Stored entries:
━━━━

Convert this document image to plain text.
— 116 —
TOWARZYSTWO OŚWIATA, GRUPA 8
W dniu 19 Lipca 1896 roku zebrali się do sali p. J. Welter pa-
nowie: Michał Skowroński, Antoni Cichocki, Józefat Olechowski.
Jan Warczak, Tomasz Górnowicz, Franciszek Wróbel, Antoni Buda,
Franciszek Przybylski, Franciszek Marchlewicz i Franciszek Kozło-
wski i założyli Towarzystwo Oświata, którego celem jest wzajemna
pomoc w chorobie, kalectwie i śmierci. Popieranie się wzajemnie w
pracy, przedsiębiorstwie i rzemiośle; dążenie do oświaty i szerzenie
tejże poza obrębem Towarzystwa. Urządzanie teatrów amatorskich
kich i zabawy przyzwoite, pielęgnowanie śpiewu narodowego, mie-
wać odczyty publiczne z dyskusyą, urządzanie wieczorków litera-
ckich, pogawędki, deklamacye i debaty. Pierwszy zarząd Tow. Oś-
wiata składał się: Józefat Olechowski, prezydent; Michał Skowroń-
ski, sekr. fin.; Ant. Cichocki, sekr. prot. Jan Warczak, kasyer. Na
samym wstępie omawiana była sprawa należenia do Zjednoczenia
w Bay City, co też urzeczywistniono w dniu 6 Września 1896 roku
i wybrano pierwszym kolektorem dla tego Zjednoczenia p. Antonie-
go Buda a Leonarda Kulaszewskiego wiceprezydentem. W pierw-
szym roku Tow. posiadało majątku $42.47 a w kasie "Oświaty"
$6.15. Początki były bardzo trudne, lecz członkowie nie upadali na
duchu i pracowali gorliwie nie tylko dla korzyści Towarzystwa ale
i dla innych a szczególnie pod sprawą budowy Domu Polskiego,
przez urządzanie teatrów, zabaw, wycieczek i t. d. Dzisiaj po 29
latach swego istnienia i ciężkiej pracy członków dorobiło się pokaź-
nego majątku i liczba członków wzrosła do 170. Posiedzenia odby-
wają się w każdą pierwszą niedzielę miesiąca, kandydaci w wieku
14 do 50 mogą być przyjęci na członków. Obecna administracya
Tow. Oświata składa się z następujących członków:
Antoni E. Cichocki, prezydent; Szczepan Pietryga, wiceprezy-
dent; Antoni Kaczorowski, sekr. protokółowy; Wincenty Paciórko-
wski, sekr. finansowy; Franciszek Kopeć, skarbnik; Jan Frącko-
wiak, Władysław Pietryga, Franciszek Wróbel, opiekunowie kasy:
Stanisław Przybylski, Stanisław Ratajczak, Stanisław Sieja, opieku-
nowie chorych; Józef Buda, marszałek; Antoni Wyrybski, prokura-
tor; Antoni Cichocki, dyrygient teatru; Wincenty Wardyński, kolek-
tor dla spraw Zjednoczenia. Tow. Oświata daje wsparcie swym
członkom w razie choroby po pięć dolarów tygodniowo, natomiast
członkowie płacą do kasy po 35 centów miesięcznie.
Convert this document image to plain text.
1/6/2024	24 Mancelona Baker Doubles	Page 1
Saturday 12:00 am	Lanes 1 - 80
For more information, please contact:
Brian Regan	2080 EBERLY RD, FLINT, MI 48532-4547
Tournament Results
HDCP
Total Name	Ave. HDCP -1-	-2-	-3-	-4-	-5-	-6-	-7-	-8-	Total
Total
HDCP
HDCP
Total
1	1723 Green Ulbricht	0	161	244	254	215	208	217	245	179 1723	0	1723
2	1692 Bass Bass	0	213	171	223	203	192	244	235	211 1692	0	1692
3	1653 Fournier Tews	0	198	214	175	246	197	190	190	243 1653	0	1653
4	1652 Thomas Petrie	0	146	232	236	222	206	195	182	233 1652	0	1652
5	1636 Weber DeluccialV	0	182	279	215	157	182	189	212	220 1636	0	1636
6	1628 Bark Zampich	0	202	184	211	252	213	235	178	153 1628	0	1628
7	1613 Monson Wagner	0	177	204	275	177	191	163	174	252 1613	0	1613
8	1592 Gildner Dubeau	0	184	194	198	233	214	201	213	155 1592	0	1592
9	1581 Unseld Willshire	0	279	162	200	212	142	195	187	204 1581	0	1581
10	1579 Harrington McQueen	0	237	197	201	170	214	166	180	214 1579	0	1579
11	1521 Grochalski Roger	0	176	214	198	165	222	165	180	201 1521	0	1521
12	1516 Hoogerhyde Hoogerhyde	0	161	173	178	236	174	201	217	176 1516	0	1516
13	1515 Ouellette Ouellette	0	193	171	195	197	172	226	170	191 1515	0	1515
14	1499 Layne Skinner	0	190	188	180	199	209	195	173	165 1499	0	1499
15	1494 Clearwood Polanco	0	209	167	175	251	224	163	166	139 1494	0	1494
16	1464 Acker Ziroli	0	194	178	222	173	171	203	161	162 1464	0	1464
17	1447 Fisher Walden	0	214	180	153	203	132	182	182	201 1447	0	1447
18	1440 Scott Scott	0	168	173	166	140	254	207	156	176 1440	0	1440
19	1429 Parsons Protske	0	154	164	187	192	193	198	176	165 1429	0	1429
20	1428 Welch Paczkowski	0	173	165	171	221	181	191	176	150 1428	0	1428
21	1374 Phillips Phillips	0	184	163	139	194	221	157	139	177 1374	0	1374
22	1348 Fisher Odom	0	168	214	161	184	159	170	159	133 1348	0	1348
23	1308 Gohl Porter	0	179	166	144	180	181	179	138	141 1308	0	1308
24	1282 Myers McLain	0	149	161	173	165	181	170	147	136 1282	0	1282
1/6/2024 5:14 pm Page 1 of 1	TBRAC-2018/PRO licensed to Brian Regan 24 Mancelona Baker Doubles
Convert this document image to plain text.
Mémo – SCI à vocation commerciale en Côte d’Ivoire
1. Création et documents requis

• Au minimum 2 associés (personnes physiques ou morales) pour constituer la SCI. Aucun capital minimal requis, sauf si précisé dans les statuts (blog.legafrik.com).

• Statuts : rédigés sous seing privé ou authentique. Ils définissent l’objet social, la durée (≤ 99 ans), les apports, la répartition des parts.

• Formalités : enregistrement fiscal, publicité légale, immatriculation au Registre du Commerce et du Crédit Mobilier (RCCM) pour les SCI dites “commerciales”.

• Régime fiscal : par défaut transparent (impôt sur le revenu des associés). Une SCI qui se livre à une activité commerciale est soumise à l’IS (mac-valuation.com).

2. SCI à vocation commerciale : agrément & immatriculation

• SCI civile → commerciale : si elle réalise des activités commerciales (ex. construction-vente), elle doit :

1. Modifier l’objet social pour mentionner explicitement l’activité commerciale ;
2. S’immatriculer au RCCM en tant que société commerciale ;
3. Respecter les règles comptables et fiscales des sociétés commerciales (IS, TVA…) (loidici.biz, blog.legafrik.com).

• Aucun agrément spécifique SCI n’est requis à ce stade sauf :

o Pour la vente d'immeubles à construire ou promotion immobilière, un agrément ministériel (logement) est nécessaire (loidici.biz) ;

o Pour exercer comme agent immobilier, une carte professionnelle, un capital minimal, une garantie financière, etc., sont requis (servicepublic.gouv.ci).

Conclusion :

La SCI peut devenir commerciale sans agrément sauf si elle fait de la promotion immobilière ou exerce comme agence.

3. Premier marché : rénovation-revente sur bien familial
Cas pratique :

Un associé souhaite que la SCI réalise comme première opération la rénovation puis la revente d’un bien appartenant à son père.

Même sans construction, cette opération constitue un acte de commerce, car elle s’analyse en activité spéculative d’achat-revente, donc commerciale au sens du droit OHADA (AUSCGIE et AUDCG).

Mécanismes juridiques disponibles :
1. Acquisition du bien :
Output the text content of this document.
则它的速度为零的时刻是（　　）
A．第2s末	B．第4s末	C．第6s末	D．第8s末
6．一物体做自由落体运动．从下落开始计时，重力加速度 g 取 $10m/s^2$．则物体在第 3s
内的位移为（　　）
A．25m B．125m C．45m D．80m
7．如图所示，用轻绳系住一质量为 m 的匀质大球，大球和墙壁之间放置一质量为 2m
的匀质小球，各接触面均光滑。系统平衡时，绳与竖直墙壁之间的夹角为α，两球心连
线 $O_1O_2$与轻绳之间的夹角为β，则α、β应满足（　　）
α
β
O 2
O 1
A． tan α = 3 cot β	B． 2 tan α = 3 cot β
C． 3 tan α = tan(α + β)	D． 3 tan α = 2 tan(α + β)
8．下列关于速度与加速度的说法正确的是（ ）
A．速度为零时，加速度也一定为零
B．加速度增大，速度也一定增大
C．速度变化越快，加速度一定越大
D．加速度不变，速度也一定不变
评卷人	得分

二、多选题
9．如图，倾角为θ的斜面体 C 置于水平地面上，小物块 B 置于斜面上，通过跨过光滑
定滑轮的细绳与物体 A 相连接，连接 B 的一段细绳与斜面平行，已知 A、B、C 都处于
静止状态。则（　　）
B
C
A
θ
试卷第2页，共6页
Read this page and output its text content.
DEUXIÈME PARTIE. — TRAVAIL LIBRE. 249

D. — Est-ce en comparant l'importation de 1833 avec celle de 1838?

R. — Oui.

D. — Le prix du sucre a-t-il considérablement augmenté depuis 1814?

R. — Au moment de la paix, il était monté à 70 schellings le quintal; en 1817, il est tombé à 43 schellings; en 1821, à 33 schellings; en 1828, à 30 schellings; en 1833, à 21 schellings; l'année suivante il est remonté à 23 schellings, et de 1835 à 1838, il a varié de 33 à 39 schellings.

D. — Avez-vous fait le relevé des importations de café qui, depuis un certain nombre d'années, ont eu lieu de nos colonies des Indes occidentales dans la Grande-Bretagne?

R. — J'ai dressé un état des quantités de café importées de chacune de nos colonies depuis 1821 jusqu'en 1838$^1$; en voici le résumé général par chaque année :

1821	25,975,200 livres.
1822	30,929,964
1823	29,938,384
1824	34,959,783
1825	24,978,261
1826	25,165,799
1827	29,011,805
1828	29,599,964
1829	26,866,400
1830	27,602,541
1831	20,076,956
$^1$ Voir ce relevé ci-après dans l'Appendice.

━━━━

## TASK OBJECTIVE
Choose all lines containing the string "revente" and copy them out.

## EXERCISE RESULT
3. Premier marché : rénovation-revente sur bien familial
Un associé souhaite que la SCI réalise comme première opération la rénovation puis la revente d’un bien appartenant à son père.
Même sans construction, cette opération constitue un acte de commerce, car elle s’analyse en activité spéculative d’achat-revente, donc commerciale au sens du droit OHADA (AUSCGIE et AUDCG).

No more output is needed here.